◆ DIRECTION: Could you transcribe the material below exactly, without leaving out a single line?

◆ TASK MATERIAL:
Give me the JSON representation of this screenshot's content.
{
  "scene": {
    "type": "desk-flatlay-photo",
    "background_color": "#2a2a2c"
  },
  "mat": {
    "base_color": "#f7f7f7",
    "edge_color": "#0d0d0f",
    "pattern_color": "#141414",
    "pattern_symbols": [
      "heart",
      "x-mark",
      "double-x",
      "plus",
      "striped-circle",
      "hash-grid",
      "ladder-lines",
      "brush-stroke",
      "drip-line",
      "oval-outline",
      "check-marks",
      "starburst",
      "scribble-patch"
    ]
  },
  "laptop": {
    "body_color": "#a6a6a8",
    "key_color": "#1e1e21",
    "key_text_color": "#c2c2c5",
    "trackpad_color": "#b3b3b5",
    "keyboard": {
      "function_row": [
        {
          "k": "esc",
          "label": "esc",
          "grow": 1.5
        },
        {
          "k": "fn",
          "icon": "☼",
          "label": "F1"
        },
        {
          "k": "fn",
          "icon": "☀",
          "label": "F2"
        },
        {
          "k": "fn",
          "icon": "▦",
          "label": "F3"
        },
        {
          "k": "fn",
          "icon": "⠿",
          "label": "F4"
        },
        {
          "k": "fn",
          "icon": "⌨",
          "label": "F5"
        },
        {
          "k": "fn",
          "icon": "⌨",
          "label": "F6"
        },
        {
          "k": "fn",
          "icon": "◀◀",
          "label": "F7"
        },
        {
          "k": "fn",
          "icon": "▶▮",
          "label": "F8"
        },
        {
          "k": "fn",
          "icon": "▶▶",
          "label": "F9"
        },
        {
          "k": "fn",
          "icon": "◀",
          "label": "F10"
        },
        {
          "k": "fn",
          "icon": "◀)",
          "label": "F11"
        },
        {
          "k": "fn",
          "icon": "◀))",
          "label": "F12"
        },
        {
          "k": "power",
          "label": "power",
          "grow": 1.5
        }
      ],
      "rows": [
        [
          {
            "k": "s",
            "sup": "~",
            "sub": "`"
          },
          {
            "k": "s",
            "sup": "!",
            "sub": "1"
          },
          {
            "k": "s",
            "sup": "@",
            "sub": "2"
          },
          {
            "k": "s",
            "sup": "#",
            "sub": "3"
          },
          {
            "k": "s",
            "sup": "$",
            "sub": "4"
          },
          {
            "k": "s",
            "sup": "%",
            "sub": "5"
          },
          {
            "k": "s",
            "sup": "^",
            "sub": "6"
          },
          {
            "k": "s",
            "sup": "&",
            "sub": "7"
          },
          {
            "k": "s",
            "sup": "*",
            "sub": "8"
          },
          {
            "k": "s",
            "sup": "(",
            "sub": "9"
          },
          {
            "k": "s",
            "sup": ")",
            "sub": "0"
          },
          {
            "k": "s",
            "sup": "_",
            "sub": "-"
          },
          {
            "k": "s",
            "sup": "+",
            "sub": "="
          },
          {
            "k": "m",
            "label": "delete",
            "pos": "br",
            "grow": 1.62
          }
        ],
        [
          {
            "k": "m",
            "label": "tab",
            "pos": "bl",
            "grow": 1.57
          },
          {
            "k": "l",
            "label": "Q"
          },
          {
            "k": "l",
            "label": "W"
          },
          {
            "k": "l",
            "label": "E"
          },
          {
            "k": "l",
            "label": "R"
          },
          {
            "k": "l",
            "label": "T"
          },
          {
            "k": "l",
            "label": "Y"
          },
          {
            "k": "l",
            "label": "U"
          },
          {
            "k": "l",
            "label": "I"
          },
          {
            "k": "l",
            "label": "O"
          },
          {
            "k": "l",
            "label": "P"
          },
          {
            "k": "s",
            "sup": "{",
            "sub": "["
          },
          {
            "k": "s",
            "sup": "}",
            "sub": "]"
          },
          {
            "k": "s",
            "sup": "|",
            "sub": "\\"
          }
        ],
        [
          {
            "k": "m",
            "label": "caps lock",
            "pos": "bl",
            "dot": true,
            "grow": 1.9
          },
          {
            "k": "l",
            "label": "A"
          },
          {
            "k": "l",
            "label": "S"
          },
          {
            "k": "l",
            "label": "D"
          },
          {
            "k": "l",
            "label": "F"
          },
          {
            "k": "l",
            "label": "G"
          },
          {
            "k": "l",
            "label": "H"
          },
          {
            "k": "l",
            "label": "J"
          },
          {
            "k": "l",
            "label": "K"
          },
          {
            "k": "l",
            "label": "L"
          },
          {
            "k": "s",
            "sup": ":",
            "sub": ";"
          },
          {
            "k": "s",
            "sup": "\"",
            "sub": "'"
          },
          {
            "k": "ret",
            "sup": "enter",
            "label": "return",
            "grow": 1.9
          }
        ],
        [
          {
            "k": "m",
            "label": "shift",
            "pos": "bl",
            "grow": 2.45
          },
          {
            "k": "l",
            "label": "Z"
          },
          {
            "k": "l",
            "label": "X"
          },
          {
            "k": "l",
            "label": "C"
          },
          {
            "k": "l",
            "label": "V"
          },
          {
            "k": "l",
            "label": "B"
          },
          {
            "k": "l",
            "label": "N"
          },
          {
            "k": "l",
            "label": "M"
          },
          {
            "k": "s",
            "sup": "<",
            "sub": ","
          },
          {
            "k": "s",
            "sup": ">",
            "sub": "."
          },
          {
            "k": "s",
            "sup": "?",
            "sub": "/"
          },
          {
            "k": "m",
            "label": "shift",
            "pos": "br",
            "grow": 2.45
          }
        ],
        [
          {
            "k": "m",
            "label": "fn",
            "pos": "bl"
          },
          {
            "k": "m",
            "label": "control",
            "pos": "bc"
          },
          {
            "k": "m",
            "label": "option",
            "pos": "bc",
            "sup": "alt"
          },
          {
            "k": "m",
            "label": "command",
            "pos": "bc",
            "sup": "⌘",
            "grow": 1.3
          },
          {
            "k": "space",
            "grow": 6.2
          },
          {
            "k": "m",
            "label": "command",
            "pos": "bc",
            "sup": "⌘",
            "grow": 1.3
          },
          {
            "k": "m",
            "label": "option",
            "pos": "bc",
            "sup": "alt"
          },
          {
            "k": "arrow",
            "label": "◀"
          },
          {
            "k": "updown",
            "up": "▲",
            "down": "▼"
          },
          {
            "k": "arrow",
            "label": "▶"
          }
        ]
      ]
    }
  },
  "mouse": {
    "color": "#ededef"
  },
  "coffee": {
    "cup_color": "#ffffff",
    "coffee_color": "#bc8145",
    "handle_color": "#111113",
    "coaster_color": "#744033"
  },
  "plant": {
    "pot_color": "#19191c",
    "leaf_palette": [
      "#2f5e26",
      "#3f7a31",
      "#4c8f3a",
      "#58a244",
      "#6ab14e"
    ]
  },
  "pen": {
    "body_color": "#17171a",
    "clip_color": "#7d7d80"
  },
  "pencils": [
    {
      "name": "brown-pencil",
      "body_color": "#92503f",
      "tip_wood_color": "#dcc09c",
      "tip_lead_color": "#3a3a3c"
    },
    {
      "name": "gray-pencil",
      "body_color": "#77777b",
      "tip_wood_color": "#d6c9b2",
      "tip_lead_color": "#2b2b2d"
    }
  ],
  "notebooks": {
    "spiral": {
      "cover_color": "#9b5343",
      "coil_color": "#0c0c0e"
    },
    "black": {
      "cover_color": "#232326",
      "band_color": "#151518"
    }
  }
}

◆ SOLUTION:
Give me the JSON representation of this screenshot's content.
{
  "scene": {
    "type": "desk-flatlay-photo",
    "background_color": "#2a2a2c"
  },
  "mat": {
    "base_color": "#f7f7f7",
    "edge_color": "#0d0d0f",
    "pattern_color": "#141414",
    "pattern_symbols": [
      "heart",
      "x-mark",
      "double-x",
      "plus",
      "striped-circle",
      "hash-grid",
      "ladder-lines",
      "brush-stroke",
      "drip-line",
      "oval-outline",
      "check-marks",
      "starburst",
      "scribble-patch"
    ]
  },
  "laptop": {
    "body_color": "#a6a6a8",
    "key_color": "#1e1e21",
    "key_text_color": "#c2c2c5",
    "trackpad_color": "#b3b3b5",
    "keyboard": {
      "function_row": [
        {
          "k": "esc",
          "label": "esc",
          "grow": 1.5
        },
        {
          "k": "fn",
          "icon": "☼",
          "label": "F1"
        },
        {
          "k": "fn",
          "icon": "☀",
          "label": "F2"
        },
        {
          "k": "fn",
          "icon": "▦",
          "label": "F3"
        },
        {
          "k": "fn",
          "icon": "⠿",
          "label": "F4"
        },
        {
          "k": "fn",
          "icon": "⌨",
          "label": "F5"
        },
        {
          "k": "fn",
          "icon": "⌨",
          "label": "F6"
        },
        {
          "k": "fn",
          "icon": "◀◀",
          "label": "F7"
        },
        {
          "k": "fn",
          "icon": "▶▮",
          "label": "F8"
        },
        {
          "k": "fn",
          "icon": "▶▶",
          "label": "F9"
        },
        {
          "k": "fn",
          "icon": "◀",
          "label": "F10"
        },
        {
          "k": "fn",
          "icon": "◀)",
          "label": "F11"
        },
        {
          "k": "fn",
          "icon": "◀))",
          "label": "F12"
        },
        {
          "k": "power",
          "label": "power",
          "grow": 1.5
        }
      ],
      "rows": [
        [
          {
            "k": "s",
            "sup": "~",
            "sub": "`"
          },
          {
            "k": "s",
            "sup": "!",
            "sub": "1"
          },
          {
            "k": "s",
            "sup": "@",
            "sub": "2"
          },
          {
            "k": "s",
            "sup": "#",
            "sub": "3"
          },
          {
            "k": "s",
            "sup": "$",
            "sub": "4"
          },
          {
            "k": "s",
            "sup": "%",
            "sub": "5"
          },
          {
            "k": "s",
            "sup": "^",
            "sub": "6"
          },
          {
            "k": "s",
            "sup": "&",
            "sub": "7"
          },
          {
            "k": "s",
            "sup": "*",
            "sub": "8"
          },
          {
            "k": "s",
            "sup": "(",
            "sub": "9"
          },
          {
            "k": "s",
            "sup": ")",
            "sub": "0"
          },
          {
            "k": "s",
            "sup": "_",
            "sub": "-"
          },
          {
            "k": "s",
            "sup": "+",
            "sub": "="
          },
          {
            "k": "m",
            "label": "delete",
            "pos": "br",
            "grow": 1.62
          }
        ],
        [
          {
            "k": "m",
            "label": "tab",
            "pos": "bl",
            "grow": 1.57
          },
          {
            "k": "l",
            "label": "Q"
          },
          {
            "k": "l",
            "label": "W"
          },
          {
            "k": "l",
            "label": "E"
          },
          {
            "k": "l",
            "label": "R"
          },
          {
            "k": "l",
            "label": "T"
          },
          {
            "k": "l",
            "label": "Y"
          },
          {
            "k": "l",
            "label": "U"
          },
          {
            "k": "l",
            "label": "I"
          },
          {
            "k": "l",
            "label": "O"
          },
          {
            "k": "l",
            "label": "P"
          },
          {
            "k": "s",
            "sup": "{",
            "sub": "["
          },
          {
            "k": "s",
            "sup": "}",
            "sub": "]"
          },
          {
            "k": "s",
            "sup": "|",
            "sub": "\\"
          }
        ],
        [
          {
            "k": "m",
            "label": "caps lock",
            "pos": "bl",
            "dot": true,
            "grow": 1.9
          },
          {
            "k": "l",
            "label": "A"
          },
          {
            "k": "l",
            "label": "S"
          },
          {
            "k": "l",
            "label": "D"
          },
          {
            "k": "l",
            "label": "F"
          },
          {
            "k": "l",
            "label": "G"
          },
          {
            "k": "l",
            "label": "H"
          },
          {
            "k": "l",
            "label": "J"
          },
          {
            "k": "l",
            "label": "K"
          },
          {
            "k": "l",
            "label": "L"
          },
          {
            "k": "s",
            "sup": ":",
            "sub": ";"
          },
          {
            "k": "s",
            "sup": "\"",
            "sub": "'"
          },
          {
            "k": "ret",
            "sup": "enter",
            "label": "return",
            "grow": 1.9
          }
        ],
        [
          {
            "k": "m",
            "label": "shift",
            "pos": "bl",
            "grow": 2.45
          },
          {
            "k": "l",
            "label": "Z"
          },
          {
            "k": "l",
            "label": "X"
          },
          {
            "k": "l",
            "label": "C"
          },
          {
            "k": "l",
            "label": "V"
          },
          {
            "k": "l",
            "label": "B"
          },
          {
            "k": "l",
            "label": "N"
          },
          {
            "k": "l",
            "label": "M"
          },
          {
            "k": "s",
            "sup": "<",
            "sub": ","
          },
          {
            "k": "s",
            "sup": ">",
            "sub": "."
          },
          {
            "k": "s",
            "sup": "?",
            "sub": "/"
          },
          {
            "k": "m",
            "label": "shift",
            "pos": "br",
            "grow": 2.45
          }
        ],
        [
          {
            "k": "m",
            "label": "fn",
            "pos": "bl"
          },
          {
            "k": "m",
            "label": "control",
            "pos": "bc"
          },
          {
            "k": "m",
            "label": "option",
            "pos": "bc",
            "sup": "alt"
          },
          {
            "k": "m",
            "label": "command",
            "pos": "bc",
            "sup": "⌘",
            "grow": 1.3
          },
          {
            "k": "space",
            "grow": 6.2
          },
          {
            "k": "m",
            "label": "command",
            "pos": "bc",
            "sup": "⌘",
            "grow": 1.3
          },
          {
            "k": "m",
            "label": "option",
            "pos": "bc",
            "sup": "alt"
          },
          {
            "k": "arrow",
            "label": "◀"
          },
          {
            "k": "updown",
            "up": "▲",
            "down": "▼"
          },
          {
            "k": "arrow",
            "label": "▶"
          }
        ]
      ]
    }
  },
  "mouse": {
    "color": "#ededef"
  },
  "coffee": {
    "cup_color": "#ffffff",
    "coffee_color": "#bc8145",
    "handle_color": "#111113",
    "coaster_color": "#744033"
  },
  "plant": {
    "pot_color": "#19191c",
    "leaf_palette": [
      "#2f5e26",
      "#3f7a31",
      "#4c8f3a",
      "#58a244",
      "#6ab14e"
    ]
  },
  "pen": {
    "body_color": "#17171a",
    "clip_color": "#7d7d80"
  },
  "pencils": [
    {
      "name": "brown-pencil",
      "body_color": "#92503f",
      "tip_wood_color": "#dcc09c",
      "tip_lead_color": "#3a3a3c"
    },
    {
      "name": "gray-pencil",
      "body_color": "#77777b",
      "tip_wood_color": "#d6c9b2",
      "tip_lead_color": "#2b2b2d"
    }
  ],
  "notebooks": {
    "spiral": {
      "cover_color": "#9b5343",
      "coil_color": "#0c0c0e"
    },
    "black": {
      "cover_color": "#232326",
      "band_color": "#151518"
    }
  }
}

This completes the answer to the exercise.